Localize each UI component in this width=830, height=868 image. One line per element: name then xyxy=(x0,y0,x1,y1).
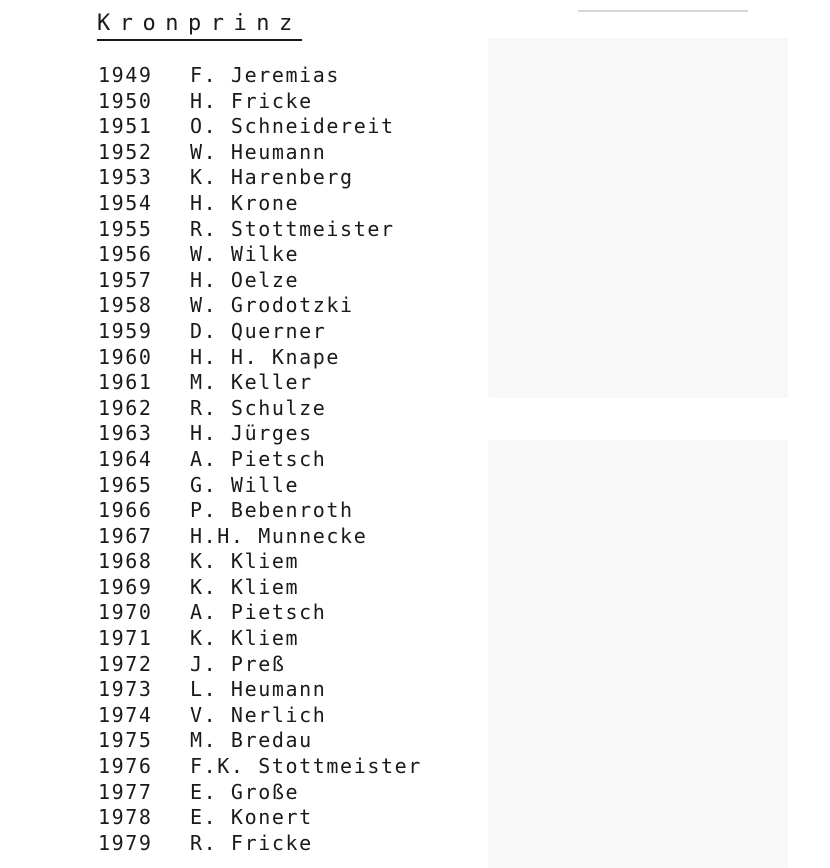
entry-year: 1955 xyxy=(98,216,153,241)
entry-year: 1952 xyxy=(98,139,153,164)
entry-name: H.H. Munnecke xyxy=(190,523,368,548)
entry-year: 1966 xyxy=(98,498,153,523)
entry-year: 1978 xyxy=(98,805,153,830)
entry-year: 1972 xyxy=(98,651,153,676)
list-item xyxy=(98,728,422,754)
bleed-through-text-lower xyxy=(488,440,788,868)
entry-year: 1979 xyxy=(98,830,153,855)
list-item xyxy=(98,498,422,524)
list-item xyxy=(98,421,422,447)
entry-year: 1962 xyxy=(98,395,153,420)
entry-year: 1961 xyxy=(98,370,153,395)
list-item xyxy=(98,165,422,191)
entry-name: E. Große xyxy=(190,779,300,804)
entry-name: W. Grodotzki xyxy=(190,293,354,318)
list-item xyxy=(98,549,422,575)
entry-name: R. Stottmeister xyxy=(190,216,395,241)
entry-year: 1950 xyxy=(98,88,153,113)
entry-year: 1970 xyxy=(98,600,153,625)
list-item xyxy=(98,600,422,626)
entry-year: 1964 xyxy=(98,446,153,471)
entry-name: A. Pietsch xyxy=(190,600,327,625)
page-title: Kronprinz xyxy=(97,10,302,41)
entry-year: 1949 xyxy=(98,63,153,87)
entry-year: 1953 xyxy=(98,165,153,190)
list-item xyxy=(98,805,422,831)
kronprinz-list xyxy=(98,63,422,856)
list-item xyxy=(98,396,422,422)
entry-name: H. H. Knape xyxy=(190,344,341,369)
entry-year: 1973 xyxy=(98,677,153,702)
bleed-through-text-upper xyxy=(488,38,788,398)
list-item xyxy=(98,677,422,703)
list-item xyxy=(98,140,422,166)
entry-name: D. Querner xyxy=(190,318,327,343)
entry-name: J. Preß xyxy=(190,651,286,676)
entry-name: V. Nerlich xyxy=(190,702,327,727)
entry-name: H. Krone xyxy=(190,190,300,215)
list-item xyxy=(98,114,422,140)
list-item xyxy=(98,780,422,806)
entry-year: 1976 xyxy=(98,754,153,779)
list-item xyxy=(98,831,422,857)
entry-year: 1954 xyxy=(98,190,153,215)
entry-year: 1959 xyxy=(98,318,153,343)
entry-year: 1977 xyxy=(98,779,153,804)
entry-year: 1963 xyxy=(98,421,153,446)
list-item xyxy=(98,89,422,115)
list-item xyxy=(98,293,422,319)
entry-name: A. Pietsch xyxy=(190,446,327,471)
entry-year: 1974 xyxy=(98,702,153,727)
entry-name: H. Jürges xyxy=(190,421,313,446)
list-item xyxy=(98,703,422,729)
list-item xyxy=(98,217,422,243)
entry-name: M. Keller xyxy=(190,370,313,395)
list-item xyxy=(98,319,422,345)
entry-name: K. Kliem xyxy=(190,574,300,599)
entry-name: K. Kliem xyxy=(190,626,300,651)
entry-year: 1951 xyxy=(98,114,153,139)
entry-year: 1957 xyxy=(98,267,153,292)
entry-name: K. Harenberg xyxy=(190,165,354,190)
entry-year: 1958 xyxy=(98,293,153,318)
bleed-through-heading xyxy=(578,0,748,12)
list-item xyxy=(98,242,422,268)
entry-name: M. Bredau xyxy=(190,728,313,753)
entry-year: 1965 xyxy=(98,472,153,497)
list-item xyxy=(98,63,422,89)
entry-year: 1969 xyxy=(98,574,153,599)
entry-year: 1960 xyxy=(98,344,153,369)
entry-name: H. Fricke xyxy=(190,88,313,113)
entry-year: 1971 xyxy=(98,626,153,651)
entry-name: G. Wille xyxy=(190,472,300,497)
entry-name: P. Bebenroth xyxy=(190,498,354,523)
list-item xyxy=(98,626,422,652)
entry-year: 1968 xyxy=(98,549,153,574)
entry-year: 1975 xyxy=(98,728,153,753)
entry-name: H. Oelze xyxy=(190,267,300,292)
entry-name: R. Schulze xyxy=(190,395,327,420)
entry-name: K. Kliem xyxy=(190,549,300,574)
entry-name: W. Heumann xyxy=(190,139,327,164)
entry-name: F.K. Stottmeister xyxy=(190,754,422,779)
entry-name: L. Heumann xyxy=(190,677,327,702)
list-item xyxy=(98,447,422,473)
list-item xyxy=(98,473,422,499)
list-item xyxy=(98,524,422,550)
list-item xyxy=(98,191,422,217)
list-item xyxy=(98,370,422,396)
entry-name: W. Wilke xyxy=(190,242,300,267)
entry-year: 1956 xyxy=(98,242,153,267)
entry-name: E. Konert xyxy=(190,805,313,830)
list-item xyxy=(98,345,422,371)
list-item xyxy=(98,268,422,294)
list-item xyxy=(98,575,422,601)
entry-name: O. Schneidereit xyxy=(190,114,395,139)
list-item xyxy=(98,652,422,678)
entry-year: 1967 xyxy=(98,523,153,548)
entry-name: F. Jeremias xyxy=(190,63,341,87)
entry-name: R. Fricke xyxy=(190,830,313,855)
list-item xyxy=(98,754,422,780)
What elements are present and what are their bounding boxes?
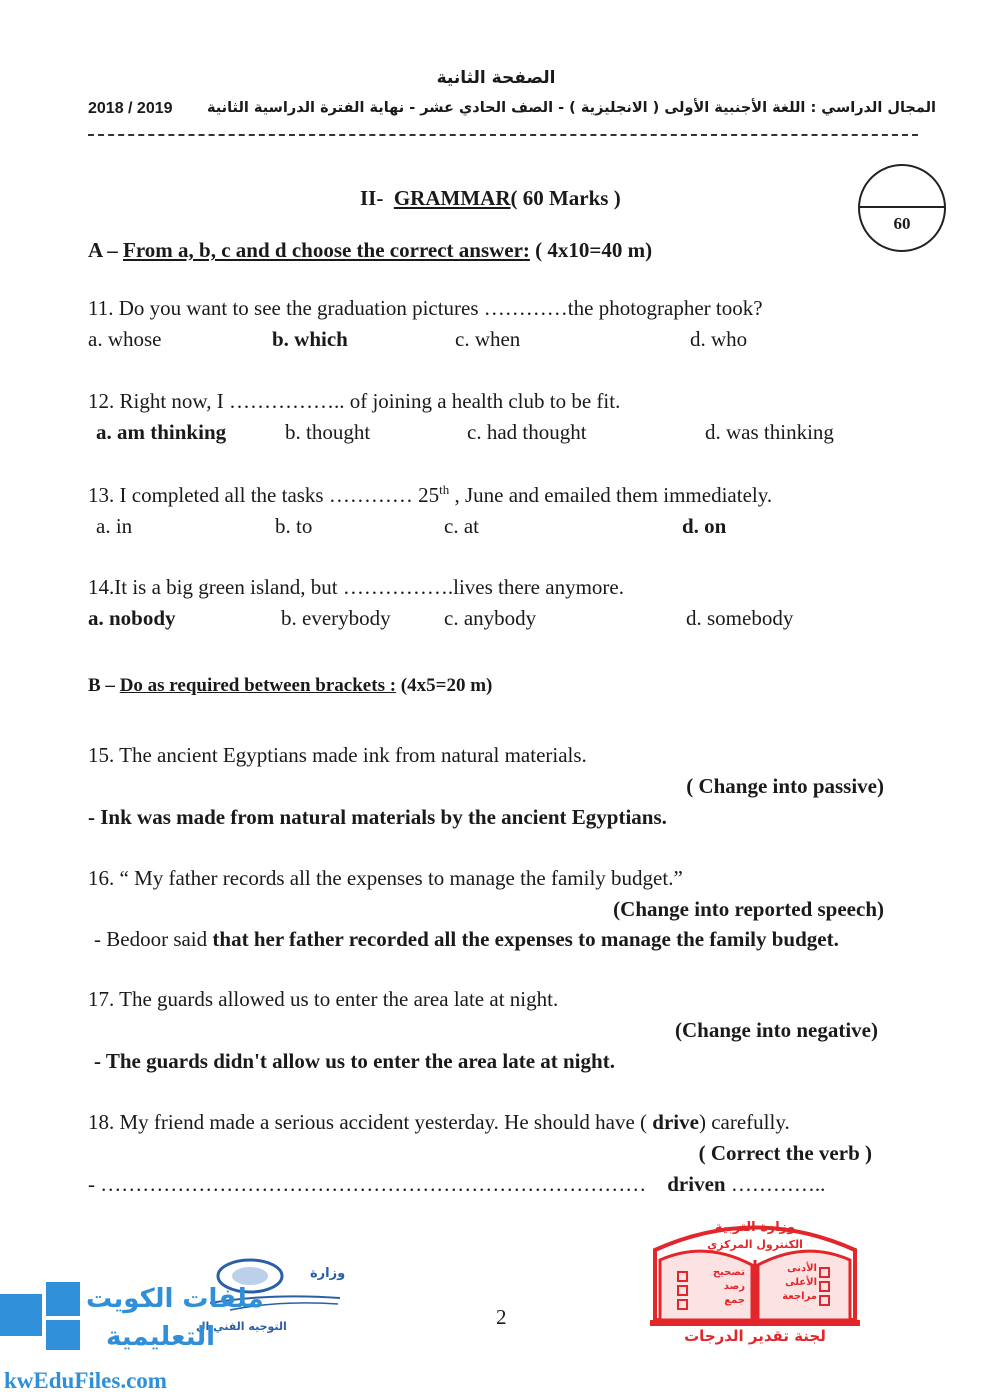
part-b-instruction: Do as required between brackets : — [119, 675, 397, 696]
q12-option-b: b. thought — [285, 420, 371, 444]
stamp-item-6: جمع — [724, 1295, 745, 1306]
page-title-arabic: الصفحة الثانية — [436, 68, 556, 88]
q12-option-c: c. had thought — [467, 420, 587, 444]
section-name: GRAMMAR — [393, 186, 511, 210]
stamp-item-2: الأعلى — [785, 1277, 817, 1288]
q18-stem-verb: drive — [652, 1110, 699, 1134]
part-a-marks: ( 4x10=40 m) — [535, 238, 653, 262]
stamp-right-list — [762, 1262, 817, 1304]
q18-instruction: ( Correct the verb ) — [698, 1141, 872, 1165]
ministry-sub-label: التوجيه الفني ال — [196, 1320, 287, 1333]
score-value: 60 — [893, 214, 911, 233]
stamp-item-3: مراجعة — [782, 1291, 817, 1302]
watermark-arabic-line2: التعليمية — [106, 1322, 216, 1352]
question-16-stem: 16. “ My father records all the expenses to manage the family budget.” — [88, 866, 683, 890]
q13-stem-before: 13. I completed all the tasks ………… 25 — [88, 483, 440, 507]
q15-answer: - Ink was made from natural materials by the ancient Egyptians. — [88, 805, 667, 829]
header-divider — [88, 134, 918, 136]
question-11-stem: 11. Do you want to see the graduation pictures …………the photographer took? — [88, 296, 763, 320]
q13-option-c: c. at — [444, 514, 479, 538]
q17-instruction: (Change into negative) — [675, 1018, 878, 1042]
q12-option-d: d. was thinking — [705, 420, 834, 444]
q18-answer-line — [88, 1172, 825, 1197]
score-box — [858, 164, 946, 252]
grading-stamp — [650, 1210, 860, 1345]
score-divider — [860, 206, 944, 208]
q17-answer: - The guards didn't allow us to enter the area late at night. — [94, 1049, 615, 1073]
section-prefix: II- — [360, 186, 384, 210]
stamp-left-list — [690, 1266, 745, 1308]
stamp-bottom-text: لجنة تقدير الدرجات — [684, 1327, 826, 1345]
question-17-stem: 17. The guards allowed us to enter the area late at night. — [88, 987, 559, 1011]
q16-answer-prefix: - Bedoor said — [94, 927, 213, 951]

====================

* [WHAT THE TASK REQUIRES]:
Output every line of the items above as a JSON list of strings, with one string per line and blank lines omitted; leave out the picture lines.

* [EXERCISE RESULT]:
[
  "Localize each UI component in this width=830, height=868 image. One line per element: name then xyxy=(x0,y0,x1,y1).",
  "entry-year: 1955 xyxy=(98,216,153,241)",
  "entry-year: 1952 xyxy=(98,139,153,164)",
  "entry-name: H.H. Munnecke xyxy=(190,523,368,548)",
  "entry-year: 1966 xyxy=(98,498,153,523)",
  "entry-year: 1978 xyxy=(98,805,153,830)",
  "entry-year: 1972 xyxy=(98,651,153,676)",
  "list-item xyxy=(98,728,422,754)",
  "bleed-through-text-lower xyxy=(488,440,788,868)",
  "entry-year: 1979 xyxy=(98,830,153,855)",
  "list-item xyxy=(98,498,422,524)",
  "list-item xyxy=(98,421,422,447)",
  "entry-year: 1962 xyxy=(98,395,153,420)",
  "entry-year: 1961 xyxy=(98,370,153,395)",
  "list-item xyxy=(98,165,422,191)",
  "entry-name: E. Große xyxy=(190,779,300,804)",
  "entry-name: W. Grodotzki xyxy=(190,293,354,318)",
  "list-item xyxy=(98,549,422,575)",
  "entry-name: R. Stottmeister xyxy=(190,216,395,241)",
  "entry-year: 1950 xyxy=(98,88,153,113)",
  "entry-year: 1970 xyxy=(98,600,153,625)",
  "list-item xyxy=(98,600,422,626)",
  "entry-year: 1964 xyxy=(98,446,153,471)",
  "entry-name: A. Pietsch xyxy=(190,600,327,625)",
  "page-title: Kronprinz xyxy=(97,10,302,41)",
  "entry-year: 1949 xyxy=(98,63,153,87)",
  "entry-year: 1953 xyxy=(98,165,153,190)",
  "list-item xyxy=(98,805,422,831)",
  "kronprinz-list xyxy=(98,63,422,856)",
  "list-item xyxy=(98,396,422,422)",
  "entry-name: H. H. Knape xyxy=(190,344,341,369)",
  "entry-year: 1973 xyxy=(98,677,153,702)",
  "bleed-through-text-upper xyxy=(488,38,788,398)",
  "list-item xyxy=(98,677,422,703)",
  "list-item xyxy=(98,140,422,166)",
  "entry-name: D. Querner xyxy=(190,318,327,343)",
  "entry-name: J. Preß xyxy=(190,651,286,676)",
  "entry-name: V. Nerlich xyxy=(190,702,327,727)",
  "entry-name: H. Krone xyxy=(190,190,300,215)",
  "list-item xyxy=(98,114,422,140)",
  "list-item xyxy=(98,780,422,806)",
  "entry-year: 1976 xyxy=(98,754,153,779)",
  "list-item xyxy=(98,831,422,857)",
  "entry-year: 1954 xyxy=(98,190,153,215)",
  "entry-year: 1959 xyxy=(98,318,153,343)",
  "entry-year: 1977 xyxy=(98,779,153,804)",
  "entry-year: 1963 xyxy=(98,421,153,446)",
  "list-item xyxy=(98,89,422,115)",
  "list-item xyxy=(98,293,422,319)",
  "entry-name: A. Pietsch xyxy=(190,446,327,471)",
  "entry-year: 1974 xyxy=(98,702,153,727)",
  "entry-name: H. Jürges xyxy=(190,421,313,446)",
  "list-item xyxy=(98,703,422,729)",
  "list-item xyxy=(98,217,422,243)",
  "entry-name: M. Keller xyxy=(190,370,313,395)",
  "list-item xyxy=(98,319,422,345)",
  "entry-name: K. Kliem xyxy=(190,574,300,599)",
  "entry-name: K. Kliem xyxy=(190,626,300,651)",
  "entry-year: 1951 xyxy=(98,114,153,139)",
  "entry-year: 1957 xyxy=(98,267,153,292)",
  "entry-name: K. Harenberg xyxy=(190,165,354,190)",
  "entry-year: 1958 xyxy=(98,293,153,318)",
  "bleed-through-heading xyxy=(578,0,748,12)",
  "list-item xyxy=(98,242,422,268)",
  "entry-name: M. Bredau xyxy=(190,728,313,753)",
  "entry-year: 1965 xyxy=(98,472,153,497)",
  "list-item xyxy=(98,63,422,89)",
  "entry-year: 1969 xyxy=(98,574,153,599)",
  "entry-year: 1960 xyxy=(98,344,153,369)",
  "entry-name: H. Fricke xyxy=(190,88,313,113)",
  "entry-year: 1971 xyxy=(98,626,153,651)",
  "entry-name: G. Wille xyxy=(190,472,300,497)",
  "entry-name: P. Bebenroth xyxy=(190,498,354,523)",
  "list-item xyxy=(98,626,422,652)",
  "entry-year: 1968 xyxy=(98,549,153,574)",
  "entry-year: 1975 xyxy=(98,728,153,753)",
  "entry-name: H. Oelze xyxy=(190,267,300,292)",
  "entry-name: R. Schulze xyxy=(190,395,327,420)",
  "entry-name: K. Kliem xyxy=(190,549,300,574)",
  "entry-name: W. Heumann xyxy=(190,139,327,164)",
  "entry-name: F.K. Stottmeister xyxy=(190,754,422,779)",
  "entry-name: L. Heumann xyxy=(190,677,327,702)",
  "list-item xyxy=(98,447,422,473)",
  "list-item xyxy=(98,473,422,499)",
  "list-item xyxy=(98,524,422,550)",
  "list-item xyxy=(98,191,422,217)",
  "list-item xyxy=(98,370,422,396)",
  "entry-name: W. Wilke xyxy=(190,242,300,267)",
  "entry-year: 1956 xyxy=(98,242,153,267)",
  "entry-name: E. Konert xyxy=(190,805,313,830)",
  "list-item xyxy=(98,345,422,371)",
  "list-item xyxy=(98,268,422,294)",
  "list-item xyxy=(98,575,422,601)",
  "entry-name: O. Schneidereit xyxy=(190,114,395,139)",
  "list-item xyxy=(98,652,422,678)",
  "entry-year: 1967 xyxy=(98,523,153,548)",
  "entry-name: F. Jeremias xyxy=(190,63,341,87)",
  "entry-name: R. Fricke xyxy=(190,830,313,855)",
  "list-item xyxy=(98,754,422,780)",
  "What elements are present and what are their bounding boxes?",
  "part-b-instruction: Do as required between brackets : — [119, 675, 397, 696]",
  "q12-option-b: b. thought — [285, 420, 371, 444]",
  "stamp-item-6: جمع — [724, 1295, 745, 1306]",
  "page-title-arabic: الصفحة الثانية — [436, 68, 556, 88]",
  "q12-option-c: c. had thought — [467, 420, 587, 444]",
  "section-name: GRAMMAR — [393, 186, 511, 210]",
  "stamp-item-2: الأعلى — [785, 1277, 817, 1288]",
  "q18-stem-verb: drive — [652, 1110, 699, 1134]",
  "part-a-marks: ( 4x10=40 m) — [535, 238, 653, 262]",
  "stamp-right-list — [762, 1262, 817, 1304]",
  "q18-instruction: ( Correct the verb ) — [698, 1141, 872, 1165]",
  "ministry-sub-label: التوجيه الفني ال — [196, 1320, 287, 1333]",
  "score-value: 60 — [893, 214, 911, 233]",
  "stamp-item-3: مراجعة — [782, 1291, 817, 1302]",
  "watermark-arabic-line2: التعليمية — [106, 1322, 216, 1352]",
  "question-16-stem: 16. “ My father records all the expenses to manage the family budget.” — [88, 866, 683, 890]",
  "q13-stem-before: 13. I completed all the tasks ………… 25 — [88, 483, 440, 507]",
  "q15-answer: - Ink was made from natural materials by the ancient Egyptians. — [88, 805, 667, 829]",
  "header-divider — [88, 134, 918, 136]",
  "question-11-stem: 11. Do you want to see the graduation pictures …………the photographer took? — [88, 296, 763, 320]",
  "q13-option-c: c. at — [444, 514, 479, 538]",
  "q17-instruction: (Change into negative) — [675, 1018, 878, 1042]",
  "q12-option-d: d. was thinking — [705, 420, 834, 444]",
  "q18-answer-line — [88, 1172, 825, 1197]",
  "score-box — [858, 164, 946, 252]",
  "grading-stamp — [650, 1210, 860, 1345]",
  "score-divider — [860, 206, 944, 208]",
  "q17-answer: - The guards didn't allow us to enter the area late at night. — [94, 1049, 615, 1073]",
  "section-prefix: II- — [360, 186, 384, 210]",
  "stamp-left-list — [690, 1266, 745, 1308]",
  "stamp-bottom-text: لجنة تقدير الدرجات — [684, 1327, 826, 1345]",
  "question-17-stem: 17. The guards allowed us to enter the area late at night. — [88, 987, 559, 1011]",
  "q16-answer-prefix: - Bedoor said — [94, 927, 213, 951]"
]